• [Work instructions]:
**A)** Rewrite the paragraph beginning "A breaking point in the development" from the excerpt on the 1878 Berlin Congress as a shorter bulleted list that keeps its main facts.
**B)** From the excerpt on the 1878 Berlin Congress, return the passage starting at "Shortly, foreign propaganda" and ending at "the 19th century.".

• [Excerpted text]:
** START **

The 1878 Berlin Congress and the Albanian Question
A breaking point in the development of the Albanian Question became the 1878 Berlin Congress and its decisions. The Albanian hindering to the decisions of the Great Powers at the Berlin Congress to divide the Albanian ethnic space and historic territories claimed by the Albanians as such contributed tremendously to the further development of an Albanian self-consciousness and nationalism. In the other words, the negotiations among the members of the European Concert of Great Powers that took place in 1878−1881 caused radical changes in the attitude of the Albanian political leadership but as well as of ordinary people. Both the 1878 San Stefano Treaty and the 1878 Berlin Congress assigned certain Albanian inhabited territories (but as well as Slavic and Greek ones too) to the neighboring Christian states of Serbia, Montenegro, Greece, and Bulgaria what compelled local Albanian folk to carry out self-defensive actions in the forms of guerrilla and terrorist attacks on the local Christians. This resistance was carried out and through the protests, sending various memorandums and finally by organizing the open-armed defense of claimed national territory against the unjustifiable policy of the European Great Powers towards the Albanians, as it was understood by the Albanian political leadership of the first pan-Islamic and the Muslim Albanian national-political organization: the First Prizren League (1878−1881). Subsequently, the League developed a notion among the Muslim Albanian population, regardless of their three different denominations, that the Albanian nationality of the Islamic denomination deserved an autonomous political-administrative-cultural status within reformed and remodeled Islamic Ottoman Empire. Clearly, the League had been formed primarily to defend the Islam, the Muslim Ottoman Empire and Albanian national-historic lands from their division and partition by either domestic Balkan states of foreign European powers, but it was not in agenda at that time the establishment of an independent (Islamic) Albanian state as separate from the (Muslim) Ottoman Empire.
Shortly, foreign propaganda and pretensions of the Balkan states on the parts of Albanian populated territories on which they have been at that time minority population crucially contributed to the development of the Albanian nationalism and national movement at the end of the 19th century.

** END **

• [Material]:
** START **

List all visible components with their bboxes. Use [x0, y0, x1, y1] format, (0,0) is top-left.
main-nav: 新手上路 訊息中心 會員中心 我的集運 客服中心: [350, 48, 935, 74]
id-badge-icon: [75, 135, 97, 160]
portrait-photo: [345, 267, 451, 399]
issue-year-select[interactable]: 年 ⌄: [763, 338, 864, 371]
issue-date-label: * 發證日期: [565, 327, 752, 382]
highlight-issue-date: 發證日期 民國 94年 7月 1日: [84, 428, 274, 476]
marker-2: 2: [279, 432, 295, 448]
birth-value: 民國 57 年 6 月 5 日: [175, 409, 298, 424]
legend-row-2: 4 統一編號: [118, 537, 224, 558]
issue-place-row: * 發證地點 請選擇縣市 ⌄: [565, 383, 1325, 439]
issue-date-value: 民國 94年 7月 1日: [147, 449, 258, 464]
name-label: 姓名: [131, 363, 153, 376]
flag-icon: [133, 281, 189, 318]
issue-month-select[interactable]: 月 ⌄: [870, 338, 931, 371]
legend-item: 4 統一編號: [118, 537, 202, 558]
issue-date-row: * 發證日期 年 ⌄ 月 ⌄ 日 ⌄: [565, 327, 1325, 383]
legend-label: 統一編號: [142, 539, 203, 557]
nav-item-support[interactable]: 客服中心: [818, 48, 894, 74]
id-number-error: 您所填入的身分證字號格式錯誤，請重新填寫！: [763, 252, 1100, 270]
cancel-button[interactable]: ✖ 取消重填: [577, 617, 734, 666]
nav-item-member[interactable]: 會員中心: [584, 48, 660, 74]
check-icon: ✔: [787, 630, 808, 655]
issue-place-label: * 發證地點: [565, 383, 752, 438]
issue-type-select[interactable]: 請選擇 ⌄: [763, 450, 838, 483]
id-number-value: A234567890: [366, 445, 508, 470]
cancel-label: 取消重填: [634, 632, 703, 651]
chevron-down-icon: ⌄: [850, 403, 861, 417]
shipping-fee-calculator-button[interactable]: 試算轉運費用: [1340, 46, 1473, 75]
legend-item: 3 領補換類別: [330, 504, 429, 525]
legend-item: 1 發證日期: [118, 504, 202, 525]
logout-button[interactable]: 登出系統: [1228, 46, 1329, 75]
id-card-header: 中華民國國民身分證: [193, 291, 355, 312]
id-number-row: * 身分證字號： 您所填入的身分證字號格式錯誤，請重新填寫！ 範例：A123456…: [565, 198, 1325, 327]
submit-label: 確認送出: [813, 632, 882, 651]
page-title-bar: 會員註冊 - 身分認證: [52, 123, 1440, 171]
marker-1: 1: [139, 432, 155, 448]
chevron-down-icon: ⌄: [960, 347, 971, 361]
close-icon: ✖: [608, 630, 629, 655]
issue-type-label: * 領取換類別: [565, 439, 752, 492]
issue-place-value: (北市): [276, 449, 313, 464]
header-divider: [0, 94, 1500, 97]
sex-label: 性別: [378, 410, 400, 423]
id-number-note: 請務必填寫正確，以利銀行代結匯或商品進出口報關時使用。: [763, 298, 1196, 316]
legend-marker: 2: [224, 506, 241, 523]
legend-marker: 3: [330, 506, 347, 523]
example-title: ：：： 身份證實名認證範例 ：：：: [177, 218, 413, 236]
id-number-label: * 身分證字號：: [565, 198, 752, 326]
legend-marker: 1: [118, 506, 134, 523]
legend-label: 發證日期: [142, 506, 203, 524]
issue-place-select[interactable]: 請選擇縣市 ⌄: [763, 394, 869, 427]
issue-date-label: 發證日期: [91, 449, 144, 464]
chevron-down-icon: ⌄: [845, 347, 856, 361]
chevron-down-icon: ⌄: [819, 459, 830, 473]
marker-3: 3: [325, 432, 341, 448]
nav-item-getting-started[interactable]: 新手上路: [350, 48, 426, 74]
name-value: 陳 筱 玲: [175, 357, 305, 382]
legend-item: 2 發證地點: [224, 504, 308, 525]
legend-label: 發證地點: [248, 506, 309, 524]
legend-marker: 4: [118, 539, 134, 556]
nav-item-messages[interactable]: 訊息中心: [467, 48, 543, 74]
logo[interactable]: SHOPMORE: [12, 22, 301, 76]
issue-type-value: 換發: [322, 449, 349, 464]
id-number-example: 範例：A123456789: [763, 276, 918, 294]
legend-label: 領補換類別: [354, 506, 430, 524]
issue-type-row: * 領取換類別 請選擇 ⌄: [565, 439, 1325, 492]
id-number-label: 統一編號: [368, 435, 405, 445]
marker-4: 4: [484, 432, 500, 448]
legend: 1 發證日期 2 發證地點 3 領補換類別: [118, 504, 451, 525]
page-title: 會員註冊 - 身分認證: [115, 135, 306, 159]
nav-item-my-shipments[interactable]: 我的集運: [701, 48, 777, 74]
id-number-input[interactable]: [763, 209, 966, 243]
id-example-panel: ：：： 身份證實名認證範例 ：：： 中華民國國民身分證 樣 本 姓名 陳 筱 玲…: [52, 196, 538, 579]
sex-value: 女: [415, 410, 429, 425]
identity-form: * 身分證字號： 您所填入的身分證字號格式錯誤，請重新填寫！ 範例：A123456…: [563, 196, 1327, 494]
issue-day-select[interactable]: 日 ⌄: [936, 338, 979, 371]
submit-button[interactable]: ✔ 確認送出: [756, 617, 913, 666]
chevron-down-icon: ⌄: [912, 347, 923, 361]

** END **

• [Answers to each task]:
**A)**
- The 1878 Berlin Congress and its decisions were a breaking point in the development of the Albanian Question.
- Albanian opposition to the Great Powers' plan to divide the Albanian ethnic space and the historic territories Albanians claimed greatly strengthened Albanian self-consciousness and nationalism.
- The 1878−1881 negotiations among the European Concert of Great Powers radically changed the attitude of both the Albanian political leadership and ordinary people.
- The 1878 San Stefano Treaty and the Berlin Congress assigned some Albanian-inhabited territories, as well as some Slavic and Greek ones, to Serbia, Montenegro, Greece, and Bulgaria. This led local Albanians to carry out guerrilla and terrorist attacks on local Christians.
- Resistance also took the form of protests and memorandums, and finally open armed defense of the claimed national territory. The First Prizren League (1878−1881) organized it as the first pan-Islamic and Muslim Albanian national-political organization.
- The League spread the notion that Muslim Albanians deserved autonomous political-administrative-cultural status within a reformed Ottoman Empire.
- The League was formed mainly to defend Islam, the Ottoman Empire, and Albanian national-historic lands from partition. An independent Albanian state was not on its agenda at that time.

**B)**
Shortly, foreign propaganda and pretensions of the Balkan states on the parts of Albanian populated territories on which they have been at that time minority population crucially contributed to the development of the Albanian nationalism and national movement at the end of the 19th century.